◆ **Task prompt**:
Work out how many lines hold "color". Give the number and nothing else.

◆ **Data entries**:
= = =

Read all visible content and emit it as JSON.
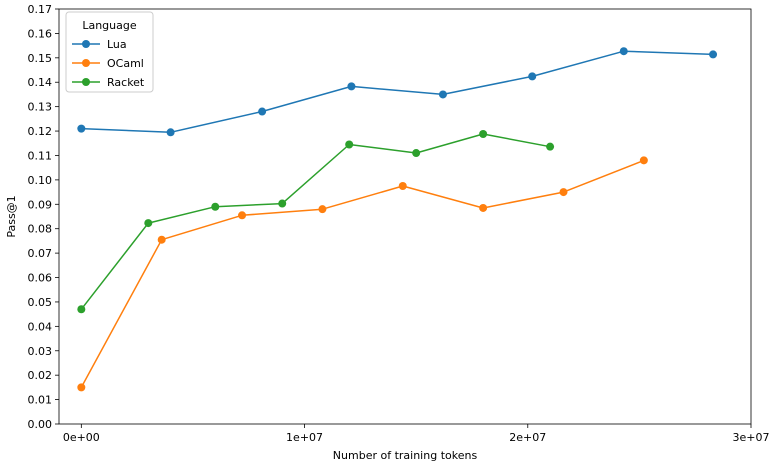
{
  "chart_data": {
    "type": "line",
    "xlabel": "Number of training tokens",
    "ylabel": "Pass@1",
    "xlim": [
      -1000000,
      30000000
    ],
    "ylim": [
      0.0,
      0.17
    ],
    "xticks": [
      0,
      10000000,
      20000000,
      30000000
    ],
    "xtick_labels": [
      "0e+00",
      "1e+07",
      "2e+07",
      "3e+07"
    ],
    "yticks": [
      0.0,
      0.01,
      0.02,
      0.03,
      0.04,
      0.05,
      0.06,
      0.07,
      0.08,
      0.09,
      0.1,
      0.11,
      0.12,
      0.13,
      0.14,
      0.15,
      0.16,
      0.17
    ],
    "ytick_labels": [
      "0.00",
      "0.01",
      "0.02",
      "0.03",
      "0.04",
      "0.05",
      "0.06",
      "0.07",
      "0.08",
      "0.09",
      "0.10",
      "0.11",
      "0.12",
      "0.13",
      "0.14",
      "0.15",
      "0.16",
      "0.17"
    ],
    "grid": false,
    "legend": {
      "title": "Language",
      "placement": "top-left"
    },
    "series": [
      {
        "name": "Lua",
        "color": "#1f77b4",
        "x": [
          0,
          4000000,
          8100000,
          12100000,
          16200000,
          20200000,
          24300000,
          28300000
        ],
        "y": [
          0.121,
          0.1195,
          0.128,
          0.1383,
          0.135,
          0.1424,
          0.1527,
          0.1514
        ]
      },
      {
        "name": "OCaml",
        "color": "#ff7f0e",
        "x": [
          0,
          3600000,
          7200000,
          10800000,
          14400000,
          18000000,
          21600000,
          25200000
        ],
        "y": [
          0.015,
          0.0755,
          0.0855,
          0.088,
          0.0975,
          0.0885,
          0.095,
          0.108
        ]
      },
      {
        "name": "Racket",
        "color": "#2ca02c",
        "x": [
          0,
          3000000,
          6000000,
          9000000,
          12000000,
          15000000,
          18000000,
          21000000
        ],
        "y": [
          0.047,
          0.0823,
          0.089,
          0.0903,
          0.1145,
          0.111,
          0.1188,
          0.1136
        ]
      }
    ]
  }
}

= = =

◆ **Answer in full**:
3